* Brief
Copy every entry exactly as given, minus the images.

[Extracts from a graphics dataset]
-------------------------
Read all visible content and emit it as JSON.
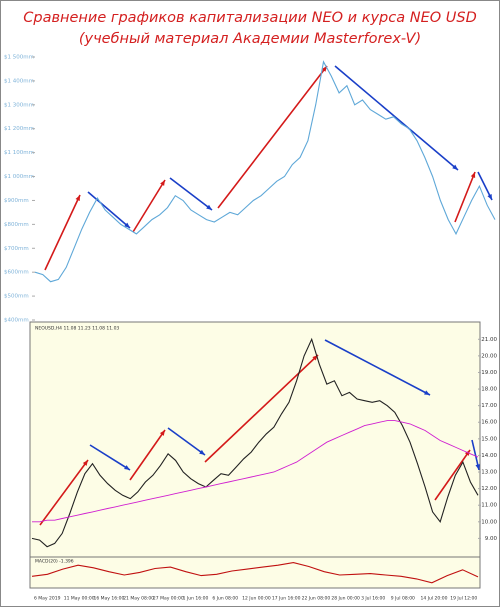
{
  "title": [
    "Сравнение графиков капитализации NEO и курса NEO USD",
    "(учебный материал Академии Masterforex-V)"
  ],
  "chart_data": [
    {
      "type": "line",
      "series": [
        {
          "color": "#5fa8d8",
          "values": [
            600,
            590,
            560,
            570,
            620,
            700,
            780,
            850,
            910,
            860,
            830,
            800,
            780,
            760,
            790,
            820,
            840,
            870,
            920,
            900,
            860,
            840,
            820,
            810,
            830,
            850,
            840,
            870,
            900,
            920,
            950,
            980,
            1000,
            1050,
            1080,
            1150,
            1300,
            1480,
            1420,
            1350,
            1380,
            1300,
            1320,
            1280,
            1260,
            1240,
            1250,
            1220,
            1200,
            1150,
            1080,
            1000,
            900,
            820,
            760,
            830,
            900,
            960,
            880,
            820
          ]
        }
      ],
      "ylim": [
        400,
        1500
      ],
      "yticks": [
        {
          "value": 1500,
          "label": "$1 500mm"
        },
        {
          "value": 1400,
          "label": "$1 400mm"
        },
        {
          "value": 1300,
          "label": "$1 300mm"
        },
        {
          "value": 1200,
          "label": "$1 200mm"
        },
        {
          "value": 1100,
          "label": "$1 100mm"
        },
        {
          "value": 1000,
          "label": "$1 000mm"
        },
        {
          "value": 900,
          "label": "$900mm"
        },
        {
          "value": 800,
          "label": "$800mm"
        },
        {
          "value": 700,
          "label": "$700mm"
        },
        {
          "value": 600,
          "label": "$600mm"
        },
        {
          "value": 500,
          "label": "$500mm"
        },
        {
          "value": 400,
          "label": "$400mm"
        }
      ]
    },
    {
      "type": "line",
      "subtitle": "NEOUSD,H4 11.08 11.23 11.08 11.03",
      "series": [
        {
          "color": "#222222",
          "values": [
            9.0,
            8.9,
            8.5,
            8.7,
            9.3,
            10.5,
            11.8,
            12.9,
            13.5,
            12.8,
            12.3,
            11.9,
            11.6,
            11.4,
            11.8,
            12.4,
            12.8,
            13.4,
            14.1,
            13.7,
            13.0,
            12.6,
            12.3,
            12.1,
            12.5,
            12.9,
            12.8,
            13.3,
            13.8,
            14.2,
            14.8,
            15.3,
            15.7,
            16.5,
            17.2,
            18.5,
            20.0,
            21.0,
            19.5,
            18.3,
            18.5,
            17.6,
            17.8,
            17.4,
            17.3,
            17.2,
            17.3,
            17.0,
            16.6,
            15.8,
            14.8,
            13.5,
            12.1,
            10.6,
            10.0,
            11.5,
            12.8,
            13.6,
            12.4,
            11.6
          ]
        },
        {
          "color": "#d020d0",
          "values": [
            10.0,
            10.0,
            10.1,
            10.1,
            10.2,
            10.3,
            10.4,
            10.5,
            10.6,
            10.7,
            10.8,
            10.9,
            11.0,
            11.1,
            11.2,
            11.3,
            11.4,
            11.5,
            11.6,
            11.7,
            11.8,
            11.9,
            12.0,
            12.1,
            12.2,
            12.3,
            12.4,
            12.5,
            12.6,
            12.7,
            12.8,
            12.9,
            13.0,
            13.2,
            13.4,
            13.6,
            13.9,
            14.2,
            14.5,
            14.8,
            15.0,
            15.2,
            15.4,
            15.6,
            15.8,
            15.9,
            16.0,
            16.1,
            16.1,
            16.0,
            15.9,
            15.7,
            15.5,
            15.2,
            14.9,
            14.7,
            14.5,
            14.3,
            14.1,
            13.9
          ]
        }
      ],
      "ylim": [
        8,
        21.8
      ],
      "yticks": [
        {
          "value": 9,
          "label": "9.00"
        },
        {
          "value": 10,
          "label": "10.00"
        },
        {
          "value": 11,
          "label": "11.00"
        },
        {
          "value": 12,
          "label": "12.00"
        },
        {
          "value": 13,
          "label": "13.00"
        },
        {
          "value": 14,
          "label": "14.00"
        },
        {
          "value": 15,
          "label": "15.00"
        },
        {
          "value": 16,
          "label": "16.00"
        },
        {
          "value": 17,
          "label": "17.00"
        },
        {
          "value": 18,
          "label": "18.00"
        },
        {
          "value": 19,
          "label": "19.00"
        },
        {
          "value": 20,
          "label": "20.00"
        },
        {
          "value": 21,
          "label": "21.00"
        }
      ],
      "x_labels": [
        "6 May 2019",
        "11 May 00:00",
        "16 May 16:00",
        "21 May 08:00",
        "27 May 00:00",
        "1 Jun 16:00",
        "6 Jun 08:00",
        "12 Jun 00:00",
        "17 Jun 16:00",
        "22 Jun 08:00",
        "28 Jun 00:00",
        "3 Jul 16:00",
        "9 Jul 08:00",
        "14 Jul 20:00",
        "19 Jul 12:00"
      ]
    },
    {
      "type": "line",
      "subtitle": "MACD(20) -1.396",
      "series": [
        {
          "color": "#c01010",
          "values": [
            -0.5,
            -0.2,
            0.6,
            1.2,
            0.8,
            0.2,
            -0.3,
            0.1,
            0.7,
            0.9,
            0.2,
            -0.4,
            -0.2,
            0.3,
            0.6,
            0.9,
            1.2,
            1.6,
            1.0,
            0.2,
            -0.3,
            -0.2,
            -0.1,
            -0.3,
            -0.5,
            -0.9,
            -1.5,
            -0.4,
            0.5,
            -0.6
          ]
        }
      ],
      "ylim": [
        -2,
        2
      ]
    }
  ]
}
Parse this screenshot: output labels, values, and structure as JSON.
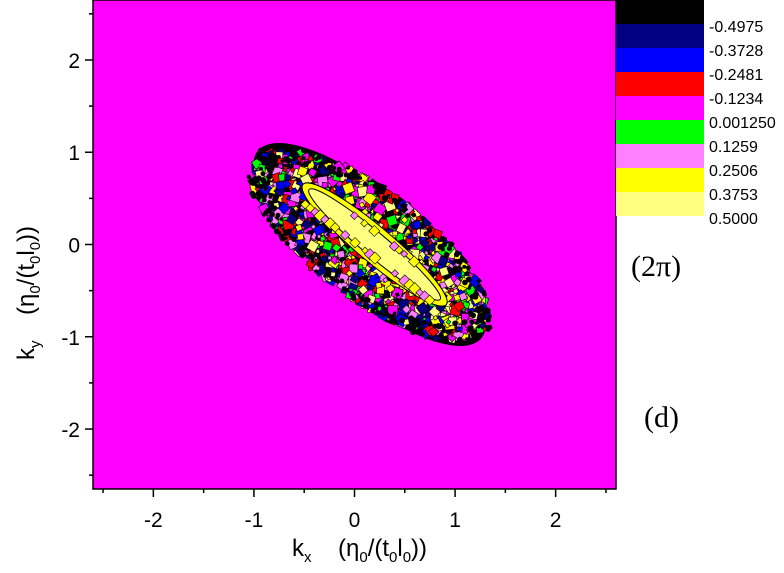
-------------------------
* The reply
Read all visible content and emit it as JSON.
{
  "title": [
    "Сравнение графиков капитализации NEO и курса NEO USD",
    "(учебный материал Академии Masterforex-V)"
  ],
  "chart_data": [
    {
      "type": "line",
      "series": [
        {
          "color": "#5fa8d8",
          "values": [
            600,
            590,
            560,
            570,
            620,
            700,
            780,
            850,
            910,
            860,
            830,
            800,
            780,
            760,
            790,
            820,
            840,
            870,
            920,
            900,
            860,
            840,
            820,
            810,
            830,
            850,
            840,
            870,
            900,
            920,
            950,
            980,
            1000,
            1050,
            1080,
            1150,
            1300,
            1480,
            1420,
            1350,
            1380,
            1300,
            1320,
            1280,
            1260,
            1240,
            1250,
            1220,
            1200,
            1150,
            1080,
            1000,
            900,
            820,
            760,
            830,
            900,
            960,
            880,
            820
          ]
        }
      ],
      "ylim": [
        400,
        1500
      ],
      "yticks": [
        {
          "value": 1500,
          "label": "$1 500mm"
        },
        {
          "value": 1400,
          "label": "$1 400mm"
        },
        {
          "value": 1300,
          "label": "$1 300mm"
        },
        {
          "value": 1200,
          "label": "$1 200mm"
        },
        {
          "value": 1100,
          "label": "$1 100mm"
        },
        {
          "value": 1000,
          "label": "$1 000mm"
        },
        {
          "value": 900,
          "label": "$900mm"
        },
        {
          "value": 800,
          "label": "$800mm"
        },
        {
          "value": 700,
          "label": "$700mm"
        },
        {
          "value": 600,
          "label": "$600mm"
        },
        {
          "value": 500,
          "label": "$500mm"
        },
        {
          "value": 400,
          "label": "$400mm"
        }
      ]
    },
    {
      "type": "line",
      "subtitle": "NEOUSD,H4 11.08 11.23 11.08 11.03",
      "series": [
        {
          "color": "#222222",
          "values": [
            9.0,
            8.9,
            8.5,
            8.7,
            9.3,
            10.5,
            11.8,
            12.9,
            13.5,
            12.8,
            12.3,
            11.9,
            11.6,
            11.4,
            11.8,
            12.4,
            12.8,
            13.4,
            14.1,
            13.7,
            13.0,
            12.6,
            12.3,
            12.1,
            12.5,
            12.9,
            12.8,
            13.3,
            13.8,
            14.2,
            14.8,
            15.3,
            15.7,
            16.5,
            17.2,
            18.5,
            20.0,
            21.0,
            19.5,
            18.3,
            18.5,
            17.6,
            17.8,
            17.4,
            17.3,
            17.2,
            17.3,
            17.0,
            16.6,
            15.8,
            14.8,
            13.5,
            12.1,
            10.6,
            10.0,
            11.5,
            12.8,
            13.6,
            12.4,
            11.6
          ]
        },
        {
          "color": "#d020d0",
          "values": [
            10.0,
            10.0,
            10.1,
            10.1,
            10.2,
            10.3,
            10.4,
            10.5,
            10.6,
            10.7,
            10.8,
            10.9,
            11.0,
            11.1,
            11.2,
            11.3,
            11.4,
            11.5,
            11.6,
            11.7,
            11.8,
            11.9,
            12.0,
            12.1,
            12.2,
            12.3,
            12.4,
            12.5,
            12.6,
            12.7,
            12.8,
            12.9,
            13.0,
            13.2,
            13.4,
            13.6,
            13.9,
            14.2,
            14.5,
            14.8,
            15.0,
            15.2,
            15.4,
            15.6,
            15.8,
            15.9,
            16.0,
            16.1,
            16.1,
            16.0,
            15.9,
            15.7,
            15.5,
            15.2,
            14.9,
            14.7,
            14.5,
            14.3,
            14.1,
            13.9
          ]
        }
      ],
      "ylim": [
        8,
        21.8
      ],
      "yticks": [
        {
          "value": 9,
          "label": "9.00"
        },
        {
          "value": 10,
          "label": "10.00"
        },
        {
          "value": 11,
          "label": "11.00"
        },
        {
          "value": 12,
          "label": "12.00"
        },
        {
          "value": 13,
          "label": "13.00"
        },
        {
          "value": 14,
          "label": "14.00"
        },
        {
          "value": 15,
          "label": "15.00"
        },
        {
          "value": 16,
          "label": "16.00"
        },
        {
          "value": 17,
          "label": "17.00"
        },
        {
          "value": 18,
          "label": "18.00"
        },
        {
          "value": 19,
          "label": "19.00"
        },
        {
          "value": 20,
          "label": "20.00"
        },
        {
          "value": 21,
          "label": "21.00"
        }
      ],
      "x_labels": [
        "6 May 2019",
        "11 May 00:00",
        "16 May 16:00",
        "21 May 08:00",
        "27 May 00:00",
        "1 Jun 16:00",
        "6 Jun 08:00",
        "12 Jun 00:00",
        "17 Jun 16:00",
        "22 Jun 08:00",
        "28 Jun 00:00",
        "3 Jul 16:00",
        "9 Jul 08:00",
        "14 Jul 20:00",
        "19 Jul 12:00"
      ]
    },
    {
      "type": "line",
      "subtitle": "MACD(20) -1.396",
      "series": [
        {
          "color": "#c01010",
          "values": [
            -0.5,
            -0.2,
            0.6,
            1.2,
            0.8,
            0.2,
            -0.3,
            0.1,
            0.7,
            0.9,
            0.2,
            -0.4,
            -0.2,
            0.3,
            0.6,
            0.9,
            1.2,
            1.6,
            1.0,
            0.2,
            -0.3,
            -0.2,
            -0.1,
            -0.3,
            -0.5,
            -0.9,
            -1.5,
            -0.4,
            0.5,
            -0.6
          ]
        }
      ],
      "ylim": [
        -2,
        2
      ]
    }
  ]
}
Parse this screenshot: output labels, values, and structure as JSON.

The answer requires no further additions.